=== Dataset excerpts ===

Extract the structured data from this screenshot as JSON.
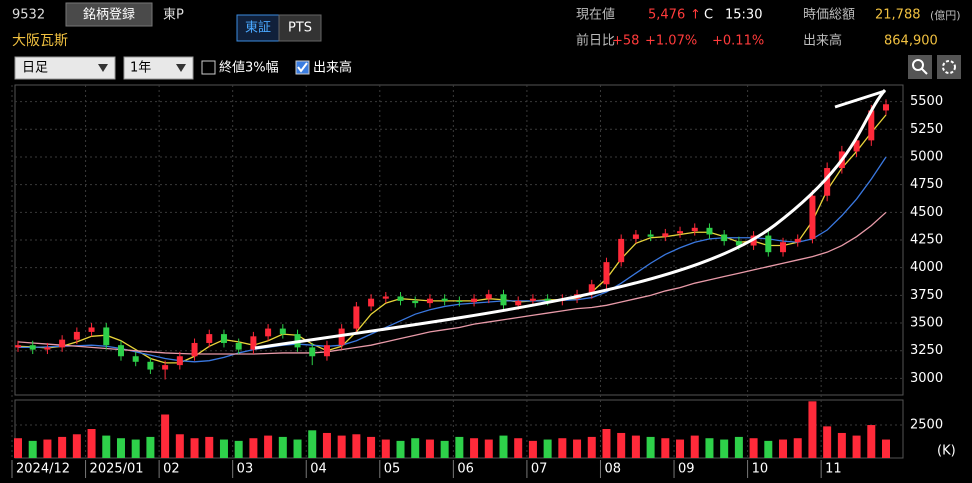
{
  "header": {
    "code": "9532",
    "register": "銘柄登録",
    "market": "東P",
    "tabs": [
      "東証",
      "PTS"
    ],
    "name": "大阪瓦斯",
    "price_label": "現在値",
    "price": "5,476",
    "arrow": "↑",
    "price_flag": "C",
    "time": "15:30",
    "cap_label": "時価総額",
    "cap": "21,788",
    "cap_unit": "(億円)",
    "change_label": "前日比",
    "change": "+58",
    "change_pct": "+1.07%",
    "change_pct2": "+0.11%",
    "volume_label": "出来高",
    "volume": "864,900"
  },
  "controls": {
    "period": "日足",
    "range": "1年",
    "checks": [
      {
        "label": "終値3%幅",
        "checked": false
      },
      {
        "label": "出来高",
        "checked": true
      }
    ]
  },
  "chart_data": {
    "type": "candlestick",
    "up_color": "#ff2a3a",
    "down_color": "#2ed04a",
    "categories": [
      "2024/12",
      null,
      null,
      null,
      null,
      "2025/01",
      null,
      null,
      null,
      null,
      "02",
      null,
      null,
      null,
      null,
      "03",
      null,
      null,
      null,
      null,
      "04",
      null,
      null,
      null,
      null,
      "05",
      null,
      null,
      null,
      null,
      "06",
      null,
      null,
      null,
      null,
      "07",
      null,
      null,
      null,
      null,
      "08",
      null,
      null,
      null,
      null,
      "09",
      null,
      null,
      null,
      null,
      "10",
      null,
      null,
      null,
      null,
      "11",
      null,
      null,
      null,
      null
    ],
    "open": [
      3280,
      3300,
      3260,
      3280,
      3350,
      3420,
      3460,
      3300,
      3200,
      3150,
      3080,
      3120,
      3200,
      3320,
      3400,
      3320,
      3260,
      3380,
      3450,
      3400,
      3280,
      3200,
      3300,
      3450,
      3650,
      3720,
      3740,
      3700,
      3680,
      3720,
      3700,
      3690,
      3720,
      3760,
      3660,
      3700,
      3720,
      3700,
      3720,
      3760,
      3850,
      4050,
      4260,
      4300,
      4280,
      4310,
      4330,
      4360,
      4300,
      4240,
      4200,
      4290,
      4140,
      4230,
      4260,
      4650,
      4900,
      5050,
      5150,
      5420
    ],
    "high": [
      3340,
      3340,
      3320,
      3390,
      3460,
      3500,
      3500,
      3340,
      3240,
      3190,
      3160,
      3240,
      3360,
      3440,
      3440,
      3360,
      3420,
      3490,
      3490,
      3440,
      3320,
      3340,
      3490,
      3690,
      3760,
      3780,
      3780,
      3740,
      3760,
      3760,
      3740,
      3760,
      3800,
      3800,
      3740,
      3760,
      3760,
      3760,
      3800,
      3890,
      4090,
      4300,
      4340,
      4340,
      4350,
      4370,
      4400,
      4400,
      4340,
      4280,
      4330,
      4330,
      4270,
      4300,
      4700,
      4950,
      5100,
      5200,
      5470,
      5520
    ],
    "low": [
      3240,
      3220,
      3220,
      3240,
      3310,
      3380,
      3260,
      3160,
      3110,
      3040,
      2990,
      3080,
      3160,
      3280,
      3280,
      3220,
      3220,
      3340,
      3360,
      3240,
      3120,
      3160,
      3260,
      3410,
      3610,
      3680,
      3660,
      3640,
      3640,
      3660,
      3650,
      3650,
      3680,
      3620,
      3620,
      3660,
      3660,
      3660,
      3680,
      3720,
      3810,
      4010,
      4220,
      4240,
      4240,
      4270,
      4290,
      4260,
      4200,
      4160,
      4160,
      4100,
      4100,
      4190,
      4220,
      4600,
      4850,
      5000,
      5100,
      5380
    ],
    "close": [
      3300,
      3260,
      3280,
      3350,
      3420,
      3460,
      3300,
      3200,
      3150,
      3080,
      3120,
      3200,
      3320,
      3400,
      3320,
      3260,
      3380,
      3450,
      3400,
      3280,
      3200,
      3300,
      3450,
      3650,
      3720,
      3740,
      3700,
      3680,
      3720,
      3700,
      3690,
      3720,
      3760,
      3660,
      3700,
      3720,
      3700,
      3720,
      3760,
      3850,
      4050,
      4260,
      4300,
      4280,
      4310,
      4330,
      4360,
      4300,
      4240,
      4200,
      4290,
      4140,
      4230,
      4260,
      4650,
      4900,
      5050,
      5150,
      5420,
      5476
    ],
    "series": [
      {
        "color": "#e8d43a",
        "values": [
          3290,
          3285,
          3275,
          3290,
          3330,
          3380,
          3390,
          3340,
          3260,
          3180,
          3140,
          3140,
          3200,
          3290,
          3350,
          3330,
          3300,
          3340,
          3400,
          3390,
          3310,
          3250,
          3290,
          3420,
          3580,
          3680,
          3720,
          3710,
          3700,
          3700,
          3700,
          3700,
          3720,
          3710,
          3690,
          3700,
          3710,
          3710,
          3720,
          3780,
          3900,
          4080,
          4220,
          4270,
          4280,
          4300,
          4320,
          4320,
          4280,
          4230,
          4240,
          4200,
          4200,
          4230,
          4420,
          4700,
          4900,
          5050,
          5220,
          5380
        ]
      },
      {
        "color": "#3a78e0",
        "values": [
          3280,
          3280,
          3285,
          3290,
          3295,
          3300,
          3290,
          3270,
          3240,
          3210,
          3180,
          3160,
          3150,
          3160,
          3190,
          3230,
          3260,
          3280,
          3300,
          3310,
          3300,
          3290,
          3300,
          3340,
          3400,
          3460,
          3520,
          3580,
          3620,
          3650,
          3670,
          3680,
          3690,
          3700,
          3700,
          3700,
          3700,
          3705,
          3710,
          3730,
          3780,
          3860,
          3950,
          4040,
          4120,
          4180,
          4230,
          4260,
          4270,
          4270,
          4270,
          4260,
          4240,
          4230,
          4260,
          4340,
          4470,
          4620,
          4800,
          5000
        ]
      },
      {
        "color": "#e89aa8",
        "values": [
          3330,
          3320,
          3310,
          3300,
          3290,
          3280,
          3270,
          3260,
          3250,
          3240,
          3230,
          3225,
          3220,
          3220,
          3220,
          3220,
          3220,
          3225,
          3230,
          3230,
          3230,
          3240,
          3260,
          3280,
          3300,
          3330,
          3360,
          3390,
          3420,
          3440,
          3460,
          3490,
          3510,
          3530,
          3550,
          3570,
          3590,
          3610,
          3630,
          3640,
          3660,
          3690,
          3720,
          3750,
          3790,
          3820,
          3860,
          3890,
          3920,
          3950,
          3980,
          4010,
          4040,
          4070,
          4100,
          4140,
          4200,
          4280,
          4380,
          4500
        ]
      }
    ],
    "ylim": [
      2850,
      5650
    ],
    "yticks": [
      3000,
      3250,
      3500,
      3750,
      4000,
      4250,
      4500,
      4750,
      5000,
      5250,
      5500
    ],
    "grid": true,
    "volume": {
      "unit": "(K)",
      "ylim": [
        0,
        4400
      ],
      "yticks": [
        2500
      ],
      "values": [
        1500,
        1300,
        1400,
        1600,
        1800,
        2200,
        1700,
        1500,
        1400,
        1600,
        3300,
        1800,
        1500,
        1600,
        1400,
        1300,
        1500,
        1700,
        1600,
        1400,
        2100,
        1900,
        1700,
        1800,
        1600,
        1400,
        1300,
        1500,
        1400,
        1300,
        1600,
        1500,
        1400,
        1700,
        1500,
        1300,
        1400,
        1500,
        1400,
        1600,
        2200,
        1900,
        1700,
        1600,
        1500,
        1400,
        1700,
        1500,
        1400,
        1600,
        1500,
        1300,
        1400,
        1500,
        4300,
        2400,
        1900,
        1700,
        2500,
        1400
      ]
    }
  }
}
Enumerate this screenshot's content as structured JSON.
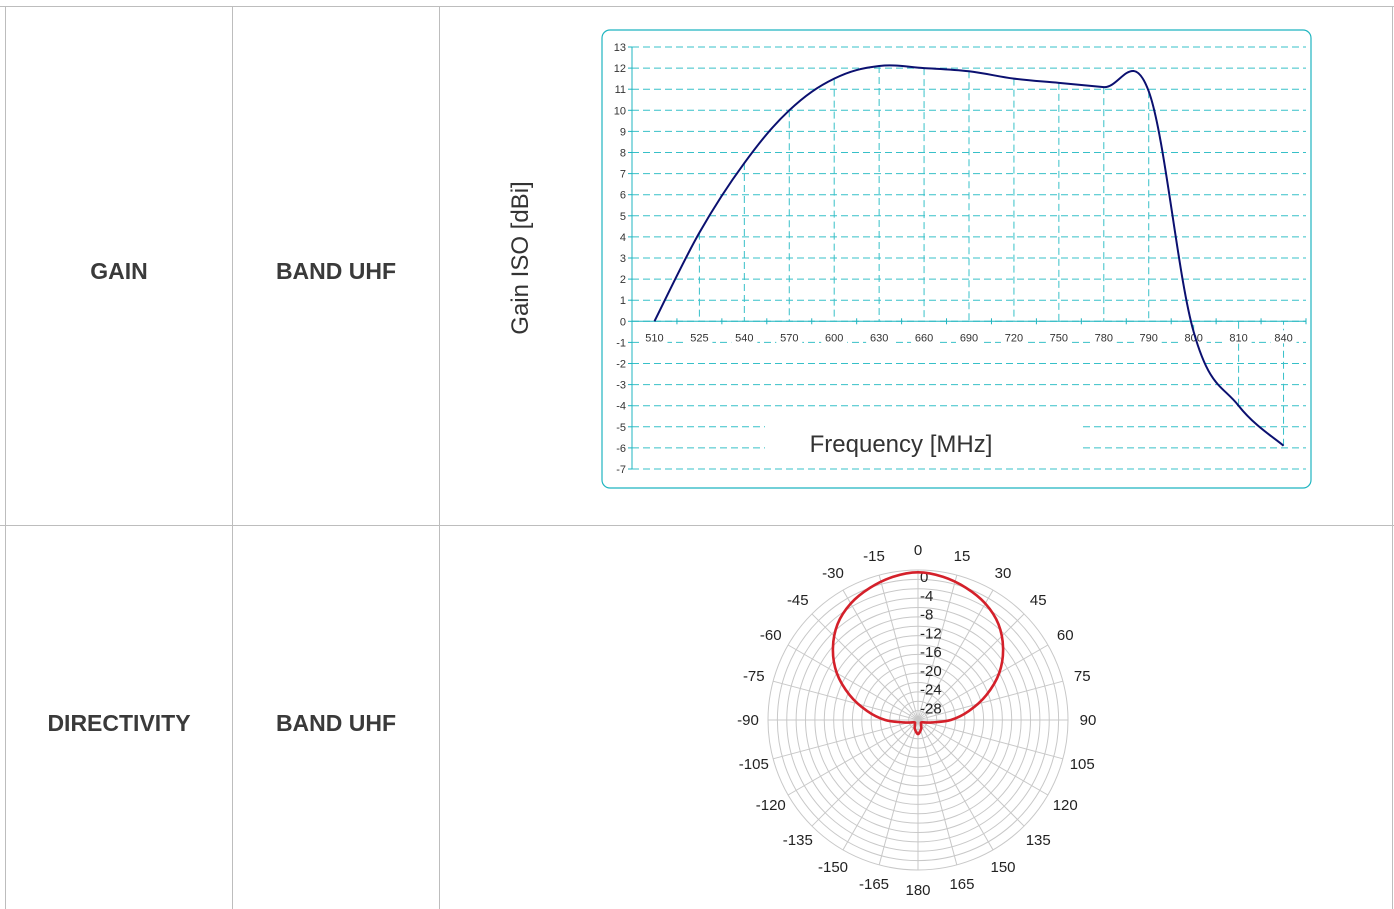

=== What you have to do ===
Reproduce all entries without any change, and omit the pictures.

=== Finished task ===
Extract the structured data from this screenshot as JSON.
{
  "header": {
    "code": "9532",
    "register": "銘柄登録",
    "market": "東P",
    "tabs": [
      "東証",
      "PTS"
    ],
    "name": "大阪瓦斯",
    "price_label": "現在値",
    "price": "5,476",
    "arrow": "↑",
    "price_flag": "C",
    "time": "15:30",
    "cap_label": "時価総額",
    "cap": "21,788",
    "cap_unit": "(億円)",
    "change_label": "前日比",
    "change": "+58",
    "change_pct": "+1.07%",
    "change_pct2": "+0.11%",
    "volume_label": "出来高",
    "volume": "864,900"
  },
  "controls": {
    "period": "日足",
    "range": "1年",
    "checks": [
      {
        "label": "終値3%幅",
        "checked": false
      },
      {
        "label": "出来高",
        "checked": true
      }
    ]
  },
  "chart_data": {
    "type": "candlestick",
    "up_color": "#ff2a3a",
    "down_color": "#2ed04a",
    "categories": [
      "2024/12",
      null,
      null,
      null,
      null,
      "2025/01",
      null,
      null,
      null,
      null,
      "02",
      null,
      null,
      null,
      null,
      "03",
      null,
      null,
      null,
      null,
      "04",
      null,
      null,
      null,
      null,
      "05",
      null,
      null,
      null,
      null,
      "06",
      null,
      null,
      null,
      null,
      "07",
      null,
      null,
      null,
      null,
      "08",
      null,
      null,
      null,
      null,
      "09",
      null,
      null,
      null,
      null,
      "10",
      null,
      null,
      null,
      null,
      "11",
      null,
      null,
      null,
      null
    ],
    "open": [
      3280,
      3300,
      3260,
      3280,
      3350,
      3420,
      3460,
      3300,
      3200,
      3150,
      3080,
      3120,
      3200,
      3320,
      3400,
      3320,
      3260,
      3380,
      3450,
      3400,
      3280,
      3200,
      3300,
      3450,
      3650,
      3720,
      3740,
      3700,
      3680,
      3720,
      3700,
      3690,
      3720,
      3760,
      3660,
      3700,
      3720,
      3700,
      3720,
      3760,
      3850,
      4050,
      4260,
      4300,
      4280,
      4310,
      4330,
      4360,
      4300,
      4240,
      4200,
      4290,
      4140,
      4230,
      4260,
      4650,
      4900,
      5050,
      5150,
      5420
    ],
    "high": [
      3340,
      3340,
      3320,
      3390,
      3460,
      3500,
      3500,
      3340,
      3240,
      3190,
      3160,
      3240,
      3360,
      3440,
      3440,
      3360,
      3420,
      3490,
      3490,
      3440,
      3320,
      3340,
      3490,
      3690,
      3760,
      3780,
      3780,
      3740,
      3760,
      3760,
      3740,
      3760,
      3800,
      3800,
      3740,
      3760,
      3760,
      3760,
      3800,
      3890,
      4090,
      4300,
      4340,
      4340,
      4350,
      4370,
      4400,
      4400,
      4340,
      4280,
      4330,
      4330,
      4270,
      4300,
      4700,
      4950,
      5100,
      5200,
      5470,
      5520
    ],
    "low": [
      3240,
      3220,
      3220,
      3240,
      3310,
      3380,
      3260,
      3160,
      3110,
      3040,
      2990,
      3080,
      3160,
      3280,
      3280,
      3220,
      3220,
      3340,
      3360,
      3240,
      3120,
      3160,
      3260,
      3410,
      3610,
      3680,
      3660,
      3640,
      3640,
      3660,
      3650,
      3650,
      3680,
      3620,
      3620,
      3660,
      3660,
      3660,
      3680,
      3720,
      3810,
      4010,
      4220,
      4240,
      4240,
      4270,
      4290,
      4260,
      4200,
      4160,
      4160,
      4100,
      4100,
      4190,
      4220,
      4600,
      4850,
      5000,
      5100,
      5380
    ],
    "close": [
      3300,
      3260,
      3280,
      3350,
      3420,
      3460,
      3300,
      3200,
      3150,
      3080,
      3120,
      3200,
      3320,
      3400,
      3320,
      3260,
      3380,
      3450,
      3400,
      3280,
      3200,
      3300,
      3450,
      3650,
      3720,
      3740,
      3700,
      3680,
      3720,
      3700,
      3690,
      3720,
      3760,
      3660,
      3700,
      3720,
      3700,
      3720,
      3760,
      3850,
      4050,
      4260,
      4300,
      4280,
      4310,
      4330,
      4360,
      4300,
      4240,
      4200,
      4290,
      4140,
      4230,
      4260,
      4650,
      4900,
      5050,
      5150,
      5420,
      5476
    ],
    "series": [
      {
        "color": "#e8d43a",
        "values": [
          3290,
          3285,
          3275,
          3290,
          3330,
          3380,
          3390,
          3340,
          3260,
          3180,
          3140,
          3140,
          3200,
          3290,
          3350,
          3330,
          3300,
          3340,
          3400,
          3390,
          3310,
          3250,
          3290,
          3420,
          3580,
          3680,
          3720,
          3710,
          3700,
          3700,
          3700,
          3700,
          3720,
          3710,
          3690,
          3700,
          3710,
          3710,
          3720,
          3780,
          3900,
          4080,
          4220,
          4270,
          4280,
          4300,
          4320,
          4320,
          4280,
          4230,
          4240,
          4200,
          4200,
          4230,
          4420,
          4700,
          4900,
          5050,
          5220,
          5380
        ]
      },
      {
        "color": "#3a78e0",
        "values": [
          3280,
          3280,
          3285,
          3290,
          3295,
          3300,
          3290,
          3270,
          3240,
          3210,
          3180,
          3160,
          3150,
          3160,
          3190,
          3230,
          3260,
          3280,
          3300,
          3310,
          3300,
          3290,
          3300,
          3340,
          3400,
          3460,
          3520,
          3580,
          3620,
          3650,
          3670,
          3680,
          3690,
          3700,
          3700,
          3700,
          3700,
          3705,
          3710,
          3730,
          3780,
          3860,
          3950,
          4040,
          4120,
          4180,
          4230,
          4260,
          4270,
          4270,
          4270,
          4260,
          4240,
          4230,
          4260,
          4340,
          4470,
          4620,
          4800,
          5000
        ]
      },
      {
        "color": "#e89aa8",
        "values": [
          3330,
          3320,
          3310,
          3300,
          3290,
          3280,
          3270,
          3260,
          3250,
          3240,
          3230,
          3225,
          3220,
          3220,
          3220,
          3220,
          3220,
          3225,
          3230,
          3230,
          3230,
          3240,
          3260,
          3280,
          3300,
          3330,
          3360,
          3390,
          3420,
          3440,
          3460,
          3490,
          3510,
          3530,
          3550,
          3570,
          3590,
          3610,
          3630,
          3640,
          3660,
          3690,
          3720,
          3750,
          3790,
          3820,
          3860,
          3890,
          3920,
          3950,
          3980,
          4010,
          4040,
          4070,
          4100,
          4140,
          4200,
          4280,
          4380,
          4500
        ]
      }
    ],
    "ylim": [
      2850,
      5650
    ],
    "yticks": [
      3000,
      3250,
      3500,
      3750,
      4000,
      4250,
      4500,
      4750,
      5000,
      5250,
      5500
    ],
    "grid": true,
    "volume": {
      "unit": "(K)",
      "ylim": [
        0,
        4400
      ],
      "yticks": [
        2500
      ],
      "values": [
        1500,
        1300,
        1400,
        1600,
        1800,
        2200,
        1700,
        1500,
        1400,
        1600,
        3300,
        1800,
        1500,
        1600,
        1400,
        1300,
        1500,
        1700,
        1600,
        1400,
        2100,
        1900,
        1700,
        1800,
        1600,
        1400,
        1300,
        1500,
        1400,
        1300,
        1600,
        1500,
        1400,
        1700,
        1500,
        1300,
        1400,
        1500,
        1400,
        1600,
        2200,
        1900,
        1700,
        1600,
        1500,
        1400,
        1700,
        1500,
        1400,
        1600,
        1500,
        1300,
        1400,
        1500,
        4300,
        2400,
        1900,
        1700,
        2500,
        1400
      ]
    }
  }
}
Enumerate this screenshot's content as structured JSON.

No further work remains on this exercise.